### Written problem
Can you rewrite the lines from the one with "822, 1006, 842]" to the one with "242, 1156, 327]", renaming "ad-character-image" to "ad-figure-image" and leaving everything else unchanged?

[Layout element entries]
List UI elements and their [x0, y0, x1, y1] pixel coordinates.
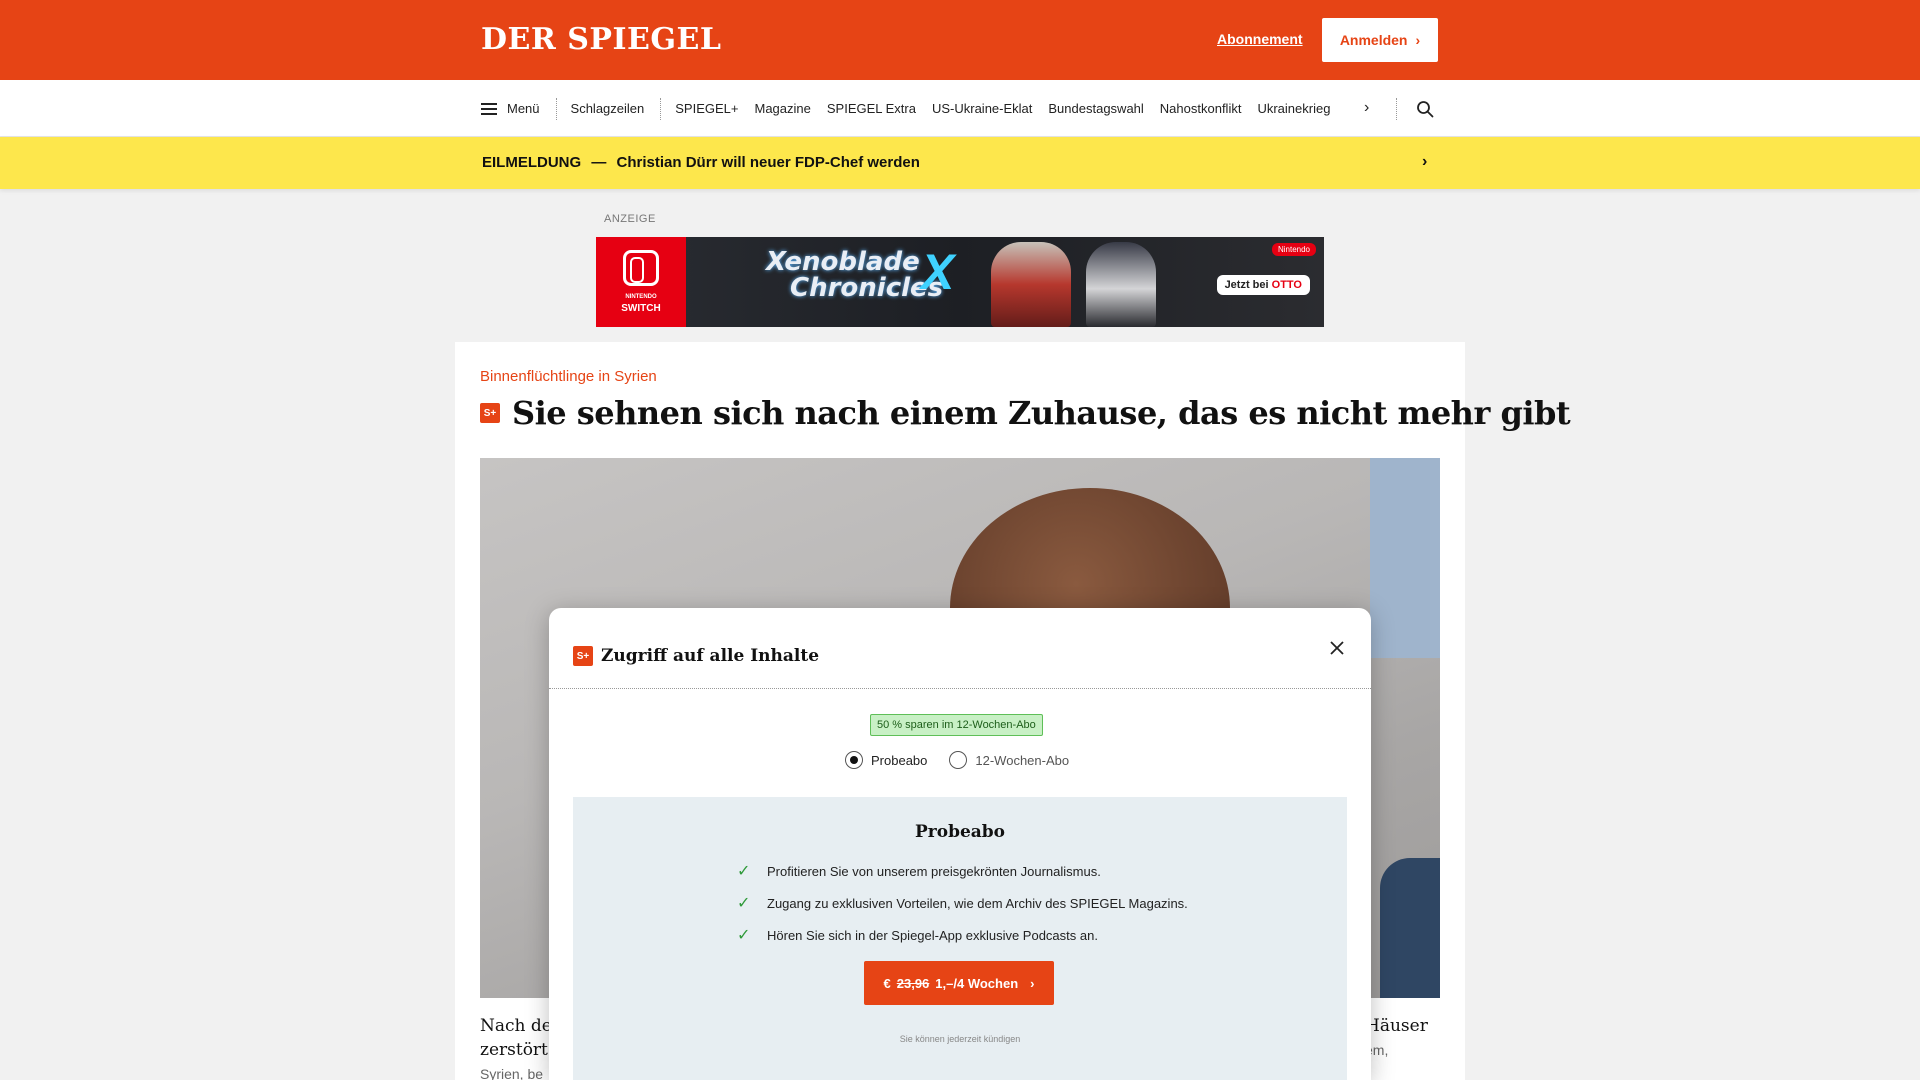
plan-title: Probeabo	[914, 822, 1006, 842]
benefit-item: ✓ Zugang zu exklusiven Vorteilen, wie de…	[737, 887, 1188, 919]
teaser-line: zerstört e	[480, 1040, 560, 1060]
benefit-text: Zugang zu exklusiven Vorteilen, wie dem …	[767, 895, 1188, 911]
cta-currency: €	[883, 975, 891, 991]
option-label: 12-Wochen-Abo	[975, 752, 1070, 768]
option-label: Probeabo	[871, 752, 928, 768]
teaser-line: Häuser	[1365, 1016, 1428, 1036]
top-header: DER SPIEGEL Abonnement Anmelden ›	[0, 0, 1920, 80]
ad-cta-prefix: Jetzt bei	[1224, 279, 1269, 291]
option-probeabo[interactable]: Probeabo	[845, 751, 927, 769]
plan-details: Probeabo ✓ Profitieren Sie von unserem p…	[573, 797, 1347, 1080]
modal-divider	[549, 688, 1371, 689]
nav-item-magazine[interactable]: Magazine	[754, 101, 810, 116]
nintendo-badge: Nintendo	[1271, 243, 1316, 256]
nav-divider	[1396, 98, 1397, 120]
ad-label: ANZEIGE	[604, 213, 656, 225]
article-headline[interactable]: S+ Sie sehnen sich nach einem Zuhause, d…	[480, 394, 1571, 432]
nav-divider	[660, 97, 662, 120]
ad-game-title: Xenoblade Chronicles	[766, 249, 943, 301]
option-12-wochen-abo[interactable]: 12-Wochen-Abo	[949, 751, 1069, 769]
nav-scroll-right-icon[interactable]: ›	[1364, 99, 1369, 117]
nav-item-spiegel-plus[interactable]: SPIEGEL+	[675, 101, 738, 116]
modal-title: Zugriff auf alle Inhalte	[601, 646, 820, 666]
hero-image-shoulder	[1380, 858, 1440, 998]
main-navigation: Menü Schlagzeilen SPIEGEL+ Magazine SPIE…	[0, 80, 1920, 137]
cta-new-price: 1,–/4 Wochen	[935, 975, 1019, 991]
chevron-right-icon[interactable]: ›	[1422, 153, 1427, 171]
article-kicker[interactable]: Binnenflüchtlinge in Syrien	[480, 368, 657, 385]
article-teaser-left: Nach der zerstört e Syrien, be	[480, 1014, 560, 1080]
breaking-news-bar[interactable]: EILMELDUNG — Christian Dürr will neuer F…	[0, 137, 1920, 189]
checkmark-icon: ✓	[737, 895, 751, 912]
ad-character-image	[991, 242, 1071, 327]
ad-character-image	[1086, 242, 1156, 327]
menu-label: Menü	[507, 101, 540, 116]
nav-item-nahostkonflikt[interactable]: Nahostkonflikt	[1160, 101, 1242, 116]
radio-checked-icon[interactable]	[845, 751, 863, 769]
nav-divider	[555, 97, 557, 120]
nav-item-schlagzeilen[interactable]: Schlagzeilen	[571, 101, 645, 116]
ad-cta[interactable]: Jetzt bei OTTO	[1216, 275, 1310, 295]
switch-icon	[623, 250, 659, 286]
menu-button[interactable]: Menü	[481, 101, 556, 116]
radio-unchecked-icon[interactable]	[949, 751, 968, 769]
hero-image-sky	[1370, 458, 1440, 658]
ad-cta-shop: OTTO	[1271, 279, 1302, 291]
spiegel-plus-icon: S+	[480, 403, 500, 423]
chevron-right-icon: ›	[1030, 975, 1035, 991]
modal-header: S+ Zugriff auf alle Inhalte	[573, 646, 819, 666]
breaking-dash: —	[591, 154, 607, 171]
benefit-text: Hören Sie sich in der Spiegel-App exklus…	[767, 927, 1098, 943]
headline-text: Sie sehnen sich nach einem Zuhause, das …	[512, 394, 1571, 432]
cta-old-price: 23,96	[896, 975, 930, 991]
ad-platform: SWITCH	[621, 303, 661, 314]
hamburger-icon	[481, 102, 497, 115]
plan-selector: Probeabo 12-Wochen-Abo	[845, 751, 1083, 769]
teaser-line: Syrien, be	[480, 1066, 544, 1080]
spiegel-logo[interactable]: DER SPIEGEL	[481, 22, 721, 57]
checkmark-icon: ✓	[737, 927, 751, 944]
ad-platform-small: NINTENDO	[625, 294, 657, 300]
breaking-label: EILMELDUNG	[482, 154, 582, 171]
subscription-link[interactable]: Abonnement	[1217, 31, 1303, 47]
paywall-modal: S+ Zugriff auf alle Inhalte 50 % sparen …	[549, 608, 1371, 1080]
checkmark-icon: ✓	[737, 863, 751, 880]
login-button[interactable]: Anmelden ›	[1322, 18, 1438, 62]
subscribe-button[interactable]: € 23,96 1,–/4 Wochen ›	[864, 961, 1054, 1005]
ad-banner[interactable]: NINTENDO SWITCH Xenoblade Chronicles X N…	[596, 237, 1324, 327]
article-teaser-right: Häuser em,	[1365, 1014, 1465, 1062]
ad-game-line1: Xenoblade	[766, 247, 920, 277]
cancel-note: Sie können jederzeit kündigen	[899, 1034, 1021, 1044]
savings-badge: 50 % sparen im 12-Wochen-Abo	[870, 714, 1043, 736]
nav-item-spiegel-extra[interactable]: SPIEGEL Extra	[827, 101, 916, 116]
login-button-label: Anmelden	[1339, 32, 1408, 48]
search-icon[interactable]	[1416, 100, 1434, 118]
spiegel-plus-icon: S+	[573, 646, 593, 666]
benefit-list: ✓ Profitieren Sie von unserem preisgekrö…	[737, 855, 1188, 951]
ad-game-mark: X	[921, 244, 955, 300]
chevron-right-icon: ›	[1415, 32, 1421, 48]
benefit-item: ✓ Hören Sie sich in der Spiegel-App exkl…	[737, 919, 1188, 951]
benefit-item: ✓ Profitieren Sie von unserem preisgekrö…	[737, 855, 1188, 887]
nav-item-ukrainekrieg[interactable]: Ukrainekrieg	[1257, 101, 1367, 116]
breaking-headline[interactable]: Christian Dürr will neuer FDP-Chef werde…	[617, 154, 920, 171]
teaser-line: Nach der	[480, 1016, 560, 1036]
nav-item-us-ukraine-eklat[interactable]: US-Ukraine-Eklat	[932, 101, 1032, 116]
benefit-text: Profitieren Sie von unserem preisgekrönt…	[767, 863, 1101, 879]
nintendo-switch-logo: NINTENDO SWITCH	[596, 237, 686, 327]
close-icon[interactable]	[1325, 636, 1349, 660]
teaser-line: em,	[1365, 1042, 1389, 1058]
nav-item-bundestagswahl[interactable]: Bundestagswahl	[1048, 101, 1143, 116]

### Exercise output
plan-title: Probeabo	[914, 822, 1006, 842]
benefit-item: ✓ Zugang zu exklusiven Vorteilen, wie de…	[737, 887, 1188, 919]
teaser-line: zerstört e	[480, 1040, 560, 1060]
benefit-text: Zugang zu exklusiven Vorteilen, wie dem …	[767, 895, 1188, 911]
cta-currency: €	[883, 975, 891, 991]
option-label: 12-Wochen-Abo	[975, 752, 1070, 768]
option-label: Probeabo	[871, 752, 928, 768]
teaser-line: Häuser	[1365, 1016, 1428, 1036]
top-header: DER SPIEGEL Abonnement Anmelden ›	[0, 0, 1920, 80]
ad-cta-prefix: Jetzt bei	[1224, 279, 1269, 291]
option-probeabo[interactable]: Probeabo	[845, 751, 927, 769]
plan-details: Probeabo ✓ Profitieren Sie von unserem p…	[573, 797, 1347, 1080]
modal-divider	[549, 688, 1371, 689]
nav-item-magazine[interactable]: Magazine	[754, 101, 810, 116]
nintendo-badge: Nintendo	[1271, 243, 1316, 256]
nav-divider	[1396, 98, 1397, 120]
ad-label: ANZEIGE	[604, 213, 656, 225]
article-headline[interactable]: S+ Sie sehnen sich nach einem Zuhause, d…	[480, 394, 1571, 432]
nav-divider	[660, 97, 662, 120]
ad-game-title: Xenoblade Chronicles	[766, 249, 943, 301]
option-12-wochen-abo[interactable]: 12-Wochen-Abo	[949, 751, 1069, 769]
nav-scroll-right-icon[interactable]: ›	[1364, 99, 1369, 117]
nav-item-spiegel-plus[interactable]: SPIEGEL+	[675, 101, 738, 116]
modal-title: Zugriff auf alle Inhalte	[601, 646, 820, 666]
hero-image-shoulder	[1380, 858, 1440, 998]
main-navigation: Menü Schlagzeilen SPIEGEL+ Magazine SPIE…	[0, 80, 1920, 137]
cta-new-price: 1,–/4 Wochen	[935, 975, 1019, 991]
chevron-right-icon[interactable]: ›	[1422, 153, 1427, 171]
article-kicker[interactable]: Binnenflüchtlinge in Syrien	[480, 368, 657, 385]
article-teaser-left: Nach der zerstört e Syrien, be	[480, 1014, 560, 1080]
breaking-news-bar[interactable]: EILMELDUNG — Christian Dürr will neuer F…	[0, 137, 1920, 189]
checkmark-icon: ✓	[737, 895, 751, 912]
ad-figure-image	[991, 242, 1071, 327]
ad-figure-image	[1086, 242, 1156, 327]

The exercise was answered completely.